WORK INSTRUCTIONS:
Present every line of the data below as a Markdown table with the columns "Row" and "Line", numbering the rows in order and omitting any blank lines.

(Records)
▽
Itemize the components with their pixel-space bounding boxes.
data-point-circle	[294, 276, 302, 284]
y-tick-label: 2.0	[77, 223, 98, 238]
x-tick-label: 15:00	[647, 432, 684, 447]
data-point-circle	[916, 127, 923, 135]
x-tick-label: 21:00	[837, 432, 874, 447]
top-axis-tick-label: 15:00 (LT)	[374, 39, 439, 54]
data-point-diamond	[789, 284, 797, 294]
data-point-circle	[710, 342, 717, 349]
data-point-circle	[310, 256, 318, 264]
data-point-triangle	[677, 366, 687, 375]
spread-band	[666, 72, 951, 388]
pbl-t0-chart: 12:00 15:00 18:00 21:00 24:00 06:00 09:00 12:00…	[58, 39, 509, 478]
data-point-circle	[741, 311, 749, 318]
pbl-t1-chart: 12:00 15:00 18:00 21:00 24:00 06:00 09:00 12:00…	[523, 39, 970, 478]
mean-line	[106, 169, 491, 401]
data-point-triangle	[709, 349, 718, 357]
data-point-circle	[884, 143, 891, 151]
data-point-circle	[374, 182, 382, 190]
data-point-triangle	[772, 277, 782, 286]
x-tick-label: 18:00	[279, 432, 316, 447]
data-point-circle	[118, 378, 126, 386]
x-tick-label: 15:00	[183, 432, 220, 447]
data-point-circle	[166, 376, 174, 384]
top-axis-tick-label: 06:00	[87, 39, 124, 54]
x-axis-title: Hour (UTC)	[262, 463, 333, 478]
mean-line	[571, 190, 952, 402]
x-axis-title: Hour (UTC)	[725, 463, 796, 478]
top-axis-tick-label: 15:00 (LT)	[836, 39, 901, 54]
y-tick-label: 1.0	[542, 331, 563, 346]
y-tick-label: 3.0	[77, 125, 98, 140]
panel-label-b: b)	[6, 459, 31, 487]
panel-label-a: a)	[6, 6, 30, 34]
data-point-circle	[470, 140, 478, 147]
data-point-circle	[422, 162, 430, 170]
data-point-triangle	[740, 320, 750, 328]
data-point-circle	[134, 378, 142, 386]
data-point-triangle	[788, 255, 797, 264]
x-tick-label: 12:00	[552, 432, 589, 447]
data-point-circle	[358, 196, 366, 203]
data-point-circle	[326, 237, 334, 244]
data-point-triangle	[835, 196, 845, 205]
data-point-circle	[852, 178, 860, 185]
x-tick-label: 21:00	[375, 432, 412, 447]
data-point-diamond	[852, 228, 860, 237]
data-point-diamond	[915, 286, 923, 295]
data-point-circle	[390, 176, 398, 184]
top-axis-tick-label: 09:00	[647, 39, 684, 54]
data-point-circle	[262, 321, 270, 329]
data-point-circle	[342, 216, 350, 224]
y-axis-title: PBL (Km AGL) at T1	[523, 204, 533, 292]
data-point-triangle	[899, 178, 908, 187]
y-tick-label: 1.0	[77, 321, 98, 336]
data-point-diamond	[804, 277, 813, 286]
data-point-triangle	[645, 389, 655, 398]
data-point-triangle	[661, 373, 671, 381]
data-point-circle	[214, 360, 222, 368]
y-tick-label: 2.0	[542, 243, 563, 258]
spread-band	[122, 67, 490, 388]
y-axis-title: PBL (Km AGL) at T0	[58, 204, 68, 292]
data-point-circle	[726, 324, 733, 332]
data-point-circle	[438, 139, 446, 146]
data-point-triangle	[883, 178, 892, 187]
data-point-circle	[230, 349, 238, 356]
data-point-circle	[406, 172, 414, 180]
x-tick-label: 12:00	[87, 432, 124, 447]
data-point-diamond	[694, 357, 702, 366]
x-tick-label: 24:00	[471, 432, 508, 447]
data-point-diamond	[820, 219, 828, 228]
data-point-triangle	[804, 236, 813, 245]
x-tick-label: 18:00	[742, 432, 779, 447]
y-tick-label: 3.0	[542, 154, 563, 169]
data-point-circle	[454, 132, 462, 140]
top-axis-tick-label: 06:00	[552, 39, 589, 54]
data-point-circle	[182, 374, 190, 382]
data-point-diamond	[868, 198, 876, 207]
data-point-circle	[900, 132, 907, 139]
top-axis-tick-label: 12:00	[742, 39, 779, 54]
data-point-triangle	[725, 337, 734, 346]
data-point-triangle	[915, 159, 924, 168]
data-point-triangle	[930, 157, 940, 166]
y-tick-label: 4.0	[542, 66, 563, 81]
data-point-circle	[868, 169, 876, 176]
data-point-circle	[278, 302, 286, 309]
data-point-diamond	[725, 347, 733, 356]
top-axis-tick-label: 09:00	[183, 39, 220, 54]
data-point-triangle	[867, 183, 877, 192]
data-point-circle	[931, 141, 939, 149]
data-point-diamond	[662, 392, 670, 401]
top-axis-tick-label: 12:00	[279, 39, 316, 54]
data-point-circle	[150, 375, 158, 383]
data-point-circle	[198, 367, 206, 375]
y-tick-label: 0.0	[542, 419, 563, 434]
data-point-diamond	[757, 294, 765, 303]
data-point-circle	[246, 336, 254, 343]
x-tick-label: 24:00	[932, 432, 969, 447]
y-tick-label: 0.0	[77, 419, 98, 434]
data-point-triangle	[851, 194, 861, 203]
△
RESPONSE FOR THIS EXERCISE:
| Row | Line |
|---|---|
| 1 | Itemize the components with their pixel-space bounding boxes. |
| 2 | data-point-circle	[294, 276, 302, 284] |
| 3 | y-tick-label: 2.0	[77, 223, 98, 238] |
| 4 | x-tick-label: 15:00	[647, 432, 684, 447] |
| 5 | data-point-circle	[916, 127, 923, 135] |
| 6 | x-tick-label: 21:00	[837, 432, 874, 447] |
| 7 | top-axis-tick-label: 15:00 (LT)	[374, 39, 439, 54] |
| 8 | data-point-diamond	[789, 284, 797, 294] |
| 9 | data-point-circle	[710, 342, 717, 349] |
| 10 | data-point-circle	[310, 256, 318, 264] |
| 11 | data-point-triangle	[677, 366, 687, 375] |
| 12 | spread-band	[666, 72, 951, 388] |
| 13 | pbl-t0-chart: 12:00 15:00 18:00 21:00 24:00 06:00 09:00 12:00…	[58, 39, 509, 478] |
| 14 | data-point-circle	[741, 311, 749, 318] |
| 15 | pbl-t1-chart: 12:00 15:00 18:00 21:00 24:00 06:00 09:00 12:00…	[523, 39, 970, 478] |
| 16 | mean-line	[106, 169, 491, 401] |
| 17 | data-point-triangle	[709, 349, 718, 357] |
| 18 | data-point-circle	[884, 143, 891, 151] |
| 19 | data-point-circle	[374, 182, 382, 190] |
| 20 | data-point-triangle	[772, 277, 782, 286] |
| 21 | x-tick-label: 18:00	[279, 432, 316, 447] |
| 22 | data-point-circle	[118, 378, 126, 386] |
| 23 | x-tick-label: 15:00	[183, 432, 220, 447] |
| 24 | data-point-circle	[166, 376, 174, 384] |
| 25 | top-axis-tick-label: 06:00	[87, 39, 124, 54] |
| 26 | x-axis-title: Hour (UTC)	[262, 463, 333, 478] |
| 27 | mean-line	[571, 190, 952, 402] |
| 28 | x-axis-title: Hour (UTC)	[725, 463, 796, 478] |
| 29 | top-axis-tick-label: 15:00 (LT)	[836, 39, 901, 54] |
| 30 | y-tick-label: 1.0	[542, 331, 563, 346] |
| 31 | y-tick-label: 3.0	[77, 125, 98, 140] |
| 32 | panel-label-b: b)	[6, 459, 31, 487] |
| 33 | panel-label-a: a)	[6, 6, 30, 34] |
| 34 | data-point-circle	[470, 140, 478, 147] |
| 35 | data-point-circle	[422, 162, 430, 170] |
| 36 | data-point-triangle	[740, 320, 750, 328] |
| 37 | data-point-circle	[134, 378, 142, 386] |
| 38 | data-point-triangle	[788, 255, 797, 264] |
| 39 | x-tick-label: 12:00	[552, 432, 589, 447] |
| 40 | data-point-circle	[358, 196, 366, 203] |
| 41 | data-point-circle	[326, 237, 334, 244] |
| 42 | data-point-triangle	[835, 196, 845, 205] |
| 43 | data-point-circle	[852, 178, 860, 185] |
| 44 | x-tick-label: 21:00	[375, 432, 412, 447] |
| 45 | data-point-diamond	[852, 228, 860, 237] |
| 46 | data-point-diamond	[915, 286, 923, 295] |
| 47 | data-point-circle	[390, 176, 398, 184] |
| 48 | top-axis-tick-label: 09:00	[647, 39, 684, 54] |
| 49 | data-point-circle	[262, 321, 270, 329] |
| 50 | data-point-circle	[342, 216, 350, 224] |
| 51 | y-axis-title: PBL (Km AGL) at T1	[523, 204, 533, 292] |
| 52 | data-point-triangle	[899, 178, 908, 187] |
| 53 | y-tick-label: 1.0	[77, 321, 98, 336] |
| 54 | data-point-diamond	[804, 277, 813, 286] |
| 55 | data-point-triangle	[645, 389, 655, 398] |
| 56 | data-point-triangle	[661, 373, 671, 381] |
| 57 | data-point-circle	[214, 360, 222, 368] |
| 58 | y-tick-label: 2.0	[542, 243, 563, 258] |
| 59 | spread-band	[122, 67, 490, 388] |
| 60 | y-axis-title: PBL (Km AGL) at T0	[58, 204, 68, 292] |
| 61 | data-point-circle	[726, 324, 733, 332] |
| 62 | data-point-circle	[438, 139, 446, 146] |
| 63 | data-point-triangle	[883, 178, 892, 187] |
| 64 | data-point-circle	[230, 349, 238, 356] |
| 65 | data-point-circle	[406, 172, 414, 180] |
| 66 | x-tick-label: 12:00	[87, 432, 124, 447] |
| 67 | data-point-diamond	[694, 357, 702, 366] |
| 68 | x-tick-label: 24:00	[471, 432, 508, 447] |
| 69 | data-point-diamond	[820, 219, 828, 228] |
| 70 | data-point-triangle	[804, 236, 813, 245] |
| 71 | x-tick-label: 18:00	[742, 432, 779, 447] |
| 72 | y-tick-label: 3.0	[542, 154, 563, 169] |
| 73 | data-point-circle	[454, 132, 462, 140] |
| 74 | top-axis-tick-label: 06:00	[552, 39, 589, 54] |
| 75 | data-point-circle	[182, 374, 190, 382] |
| 76 | data-point-diamond	[868, 198, 876, 207] |
| 77 | data-point-circle	[900, 132, 907, 139] |
| 78 | top-axis-tick-label: 12:00	[742, 39, 779, 54] |
| 79 | data-point-triangle	[725, 337, 734, 346] |
| 80 | data-point-triangle	[915, 159, 924, 168] |
| 81 | data-point-triangle	[930, 157, 940, 166] |
| 82 | y-tick-label: 4.0	[542, 66, 563, 81] |
| 83 | data-point-circle	[868, 169, 876, 176] |
| 84 | data-point-circle	[278, 302, 286, 309] |
| 85 | data-point-diamond	[725, 347, 733, 356] |
| 86 | top-axis-tick-label: 09:00	[183, 39, 220, 54] |
| 87 | data-point-triangle	[867, 183, 877, 192] |
| 88 | data-point-circle	[931, 141, 939, 149] |
| 89 | data-point-diamond	[662, 392, 670, 401] |
| 90 | top-axis-tick-label: 12:00	[279, 39, 316, 54] |
| 91 | data-point-circle	[150, 375, 158, 383] |
| 92 | data-point-circle	[198, 367, 206, 375] |
| 93 | y-tick-label: 0.0	[542, 419, 563, 434] |
| 94 | data-point-diamond	[757, 294, 765, 303] |
| 95 | data-point-circle	[246, 336, 254, 343] |
| 96 | x-tick-label: 24:00	[932, 432, 969, 447] |
| 97 | y-tick-label: 0.0	[77, 419, 98, 434] |
| 98 | data-point-triangle	[851, 194, 861, 203] |